- [To be done]: Keep the pictures out of the copy and print all the entries below exactly.

- [Exercise inputs]:
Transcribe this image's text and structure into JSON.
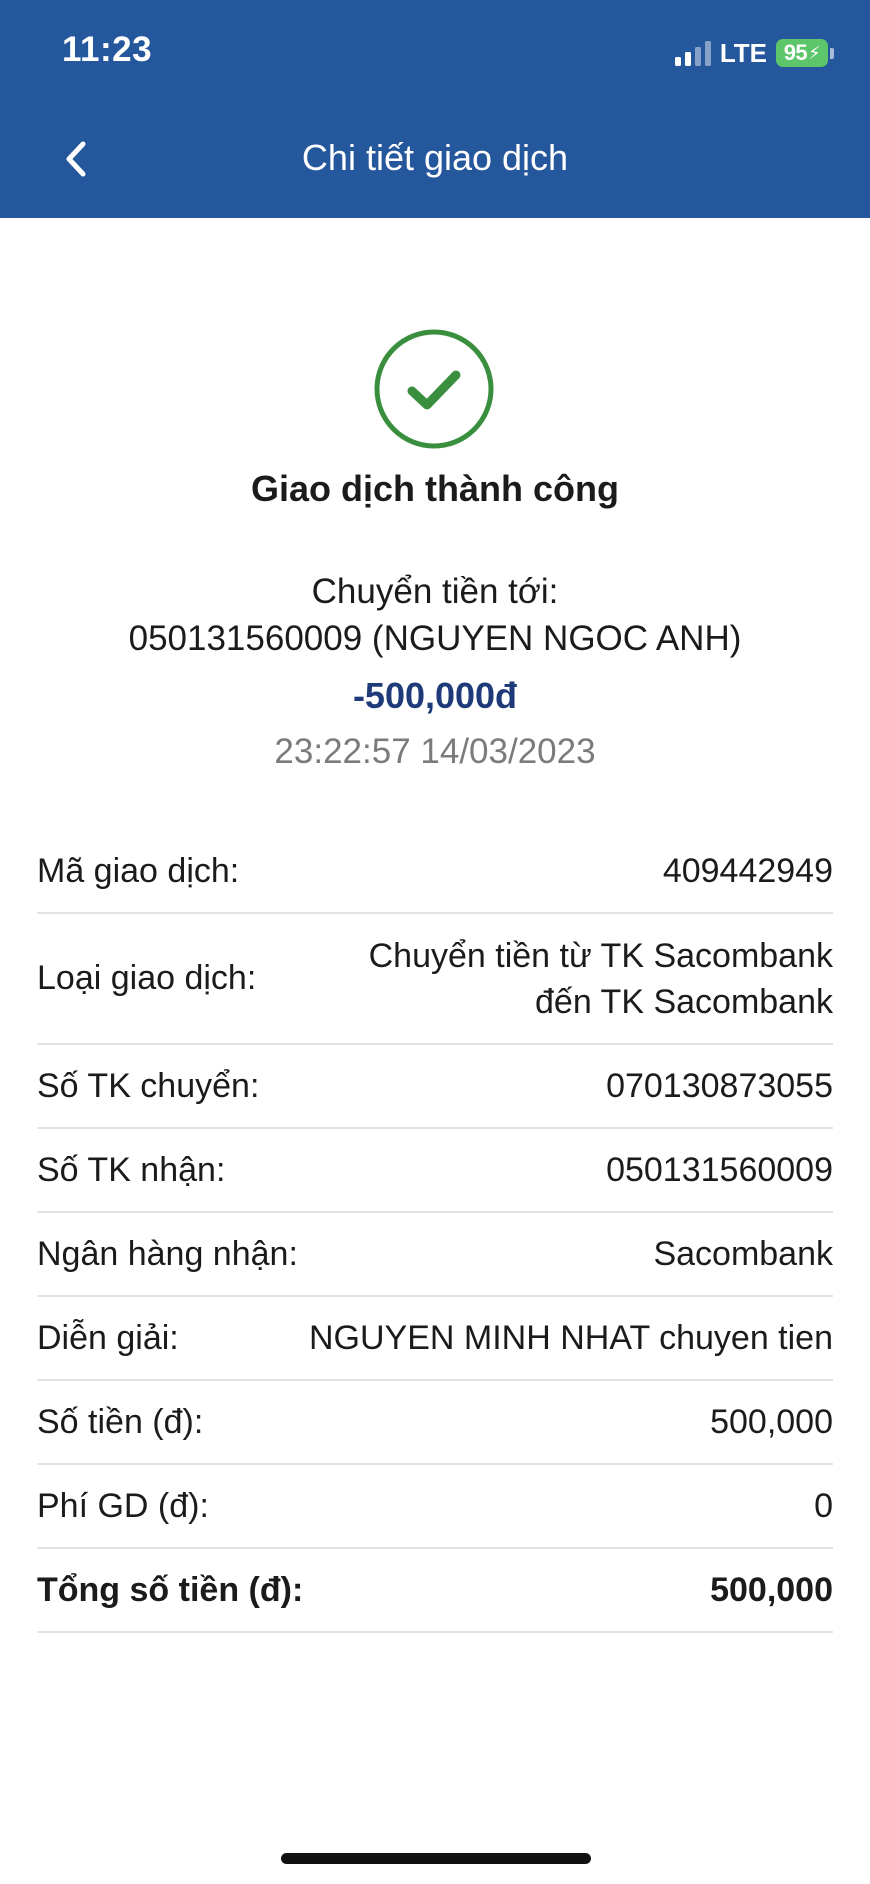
{
  "status_bar": {
    "time": "11:23",
    "network": "LTE",
    "battery": "95",
    "signal_bars_active": 2,
    "signal_bars_total": 4
  },
  "header": {
    "title": "Chi tiết giao dịch",
    "back_icon": "chevron-left-icon",
    "background_color": "#25579c"
  },
  "result": {
    "icon": "check-circle-icon",
    "icon_color": "#3a8f3f",
    "title": "Giao dịch thành công"
  },
  "summary": {
    "transfer_label": "Chuyển tiền tới:",
    "recipient": "050131560009 (NGUYEN NGOC ANH)",
    "amount": "-500,000đ",
    "amount_color": "#1e3a78",
    "timestamp": "23:22:57 14/03/2023"
  },
  "details": [
    {
      "label": "Mã giao dịch:",
      "value": "409442949"
    },
    {
      "label": "Loại giao dịch:",
      "value_line1": "Chuyển tiền từ TK Sacombank",
      "value_line2": "đến TK Sacombank"
    },
    {
      "label": "Số TK chuyển:",
      "value": "070130873055"
    },
    {
      "label": "Số TK nhận:",
      "value": "050131560009"
    },
    {
      "label": "Ngân hàng nhận:",
      "value": "Sacombank"
    },
    {
      "label": "Diễn giải:",
      "value": "NGUYEN MINH NHAT chuyen tien"
    },
    {
      "label": "Số tiền (đ):",
      "value": "500,000"
    },
    {
      "label": "Phí GD (đ):",
      "value": "0"
    },
    {
      "label": "Tổng số tiền (đ):",
      "value": "500,000"
    }
  ]
}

- [Final answer]:
Transcribe this image's text and structure into JSON.
{
  "status_bar": {
    "time": "11:23",
    "network": "LTE",
    "battery": "95",
    "signal_bars_active": 2,
    "signal_bars_total": 4
  },
  "header": {
    "title": "Chi tiết giao dịch",
    "back_icon": "chevron-left-icon",
    "background_color": "#25579c"
  },
  "result": {
    "icon": "check-circle-icon",
    "icon_color": "#3a8f3f",
    "title": "Giao dịch thành công"
  },
  "summary": {
    "transfer_label": "Chuyển tiền tới:",
    "recipient": "050131560009 (NGUYEN NGOC ANH)",
    "amount": "-500,000đ",
    "amount_color": "#1e3a78",
    "timestamp": "23:22:57 14/03/2023"
  },
  "details": [
    {
      "label": "Mã giao dịch:",
      "value": "409442949"
    },
    {
      "label": "Loại giao dịch:",
      "value_line1": "Chuyển tiền từ TK Sacombank",
      "value_line2": "đến TK Sacombank"
    },
    {
      "label": "Số TK chuyển:",
      "value": "070130873055"
    },
    {
      "label": "Số TK nhận:",
      "value": "050131560009"
    },
    {
      "label": "Ngân hàng nhận:",
      "value": "Sacombank"
    },
    {
      "label": "Diễn giải:",
      "value": "NGUYEN MINH NHAT chuyen tien"
    },
    {
      "label": "Số tiền (đ):",
      "value": "500,000"
    },
    {
      "label": "Phí GD (đ):",
      "value": "0"
    },
    {
      "label": "Tổng số tiền (đ):",
      "value": "500,000"
    }
  ]
}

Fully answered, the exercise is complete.